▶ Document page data
* * * * *
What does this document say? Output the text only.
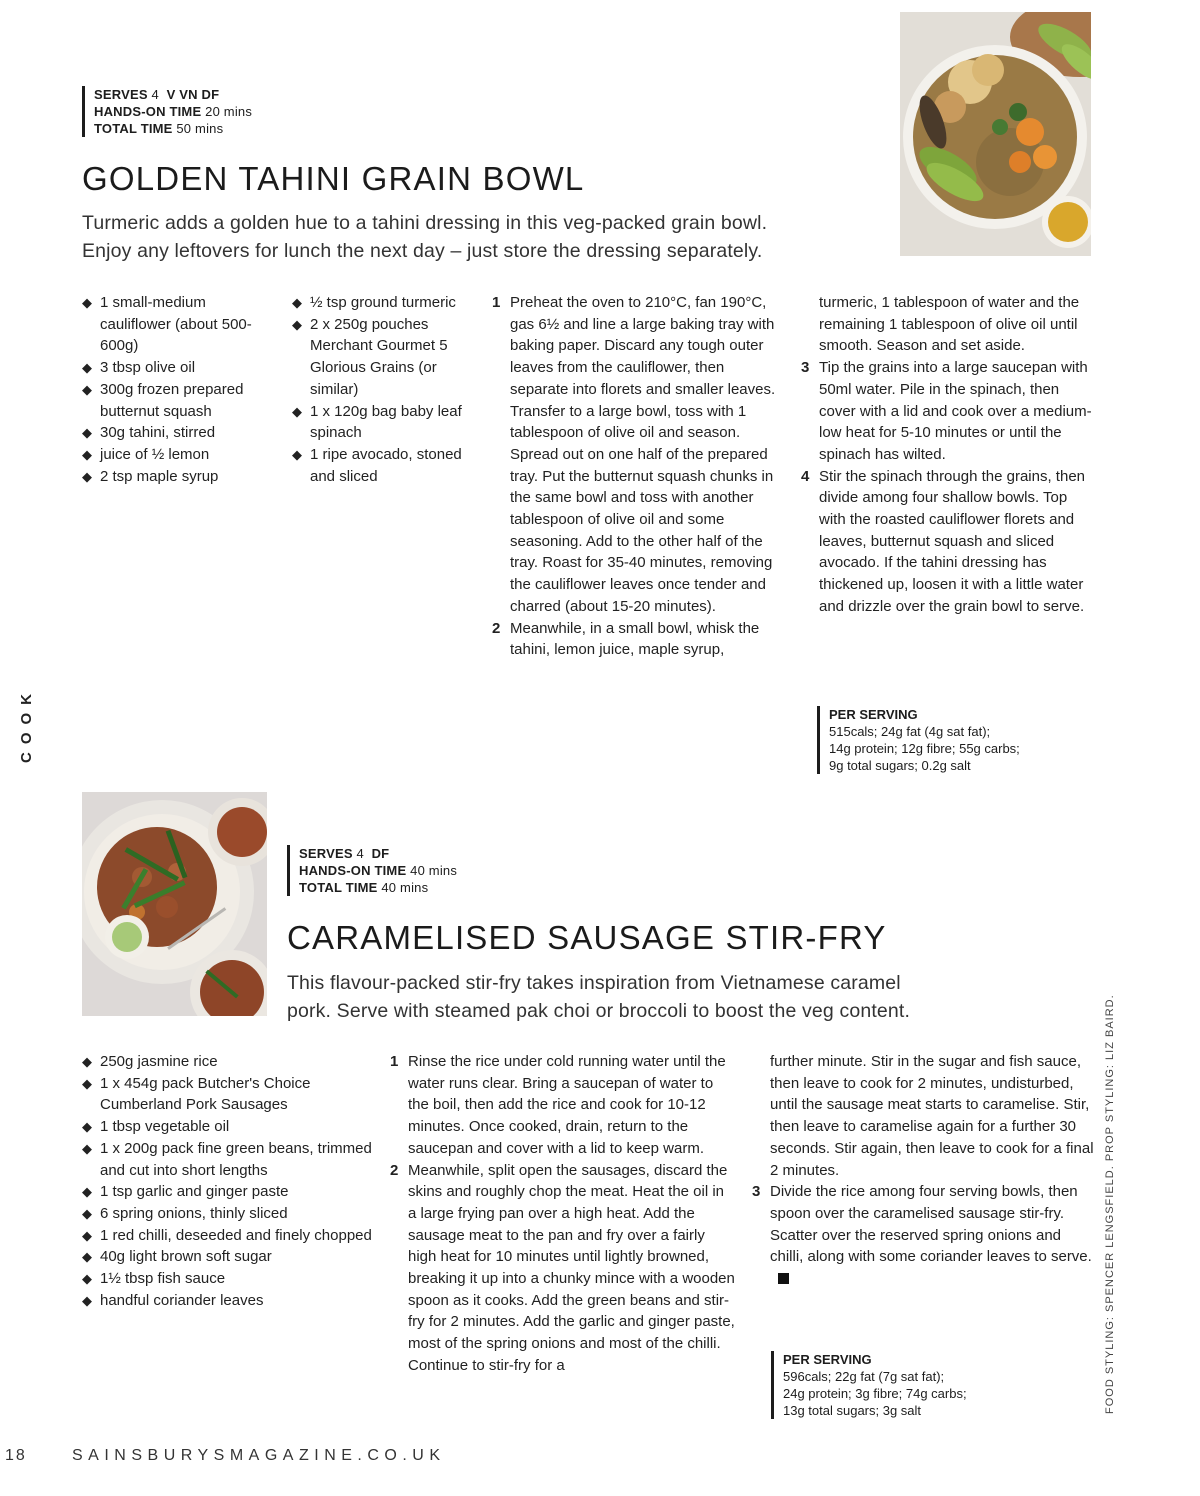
COOK
FOOD STYLING: SPENCER LENGSFIELD. PROP STYLING: LIZ BAIRD.
SERVES 4 V VN DF
HANDS-ON TIME 20 mins
TOTAL TIME 50 mins
GOLDEN TAHINI GRAIN BOWL
Turmeric adds a golden hue to a tahini dressing in this veg-packed grain bowl.
Enjoy any leftovers for lunch the next day – just store the dressing separately.
◆ 1 small-medium cauliflower (about 500-600g)
◆ 3 tbsp olive oil
◆ 300g frozen prepared butternut squash
◆ 30g tahini, stirred
◆ juice of ½ lemon
◆ 2 tsp maple syrup
◆ ½ tsp ground turmeric
◆ 2 x 250g pouches Merchant Gourmet 5 Glorious Grains (or similar)
◆ 1 x 120g bag baby leaf spinach
◆ 1 ripe avocado, stoned and sliced
1 Preheat the oven to 210°C, fan 190°C, gas 6½ and line a large baking tray with baking paper. Discard any tough outer leaves from the cauliflower, then separate into florets and smaller leaves. Transfer to a large bowl, toss with 1 tablespoon of olive oil and season. Spread out on one half of the prepared tray. Put the butternut squash chunks in the same bowl and toss with another tablespoon of olive oil and some seasoning. Add to the other half of the tray. Roast for 35-40 minutes, removing the cauliflower leaves once tender and charred (about 15-20 minutes).
2 Meanwhile, in a small bowl, whisk the tahini, lemon juice, maple syrup,
turmeric, 1 tablespoon of water and the remaining 1 tablespoon of olive oil until smooth. Season and set aside.
3 Tip the grains into a large saucepan with 50ml water. Pile in the spinach, then cover with a lid and cook over a medium-low heat for 5-10 minutes or until the spinach has wilted.
4 Stir the spinach through the grains, then divide among four shallow bowls. Top with the roasted cauliflower florets and leaves, butternut squash and sliced avocado. If the tahini dressing has thickened up, loosen it with a little water and drizzle over the grain bowl to serve.
PER SERVING
515cals; 24g fat (4g sat fat);
14g protein; 12g fibre; 55g carbs;
9g total sugars; 0.2g salt
SERVES 4 DF
HANDS-ON TIME 40 mins
TOTAL TIME 40 mins
CARAMELISED SAUSAGE STIR-FRY
This flavour-packed stir-fry takes inspiration from Vietnamese caramel
pork. Serve with steamed pak choi or broccoli to boost the veg content.
◆ 250g jasmine rice
◆ 1 x 454g pack Butcher's Choice Cumberland Pork Sausages
◆ 1 tbsp vegetable oil
◆ 1 x 200g pack fine green beans, trimmed and cut into short lengths
◆ 1 tsp garlic and ginger paste
◆ 6 spring onions, thinly sliced
◆ 1 red chilli, deseeded and finely chopped
◆ 40g light brown soft sugar
◆ 1½ tbsp fish sauce
◆ handful coriander leaves
1 Rinse the rice under cold running water until the water runs clear. Bring a saucepan of water to the boil, then add the rice and cook for 10-12 minutes. Once cooked, drain, return to the saucepan and cover with a lid to keep warm.
2 Meanwhile, split open the sausages, discard the skins and roughly chop the meat. Heat the oil in a large frying pan over a high heat. Add the sausage meat to the pan and fry over a fairly high heat for 10 minutes until lightly browned, breaking it up into a chunky mince with a wooden spoon as it cooks. Add the green beans and stir-fry for 2 minutes. Add the garlic and ginger paste, most of the spring onions and most of the chilli. Continue to stir-fry for a
further minute. Stir in the sugar and fish sauce, then leave to cook for 2 minutes, undisturbed, until the sausage meat starts to caramelise. Stir, then leave to caramelise again for a further 30 seconds. Stir again, then leave to cook for a final 2 minutes.
3 Divide the rice among four serving bowls, then spoon over the caramelised sausage stir-fry. Scatter over the reserved spring onions and chilli, along with some coriander leaves to serve.
PER SERVING
596cals; 22g fat (7g sat fat);
24g protein; 3g fibre; 74g carbs;
13g total sugars; 3g salt
18	SAINSBURYSMAGAZINE.CO.UK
* * * * *
▶ The problem
The expected output is each line of the records above that includes the word "saucepan".

▶ Solution to the exercise
3 Tip the grains into a large saucepan with 50ml water. Pile in the spinach, then cover with a lid and cook over a medium-low heat for 5-10 minutes or until the spinach has wilted.
1 Rinse the rice under cold running water until the water runs clear. Bring a saucepan of water to the boil, then add the rice and cook for 10-12 minutes. Once cooked, drain, return to the saucepan and cover with a lid to keep warm.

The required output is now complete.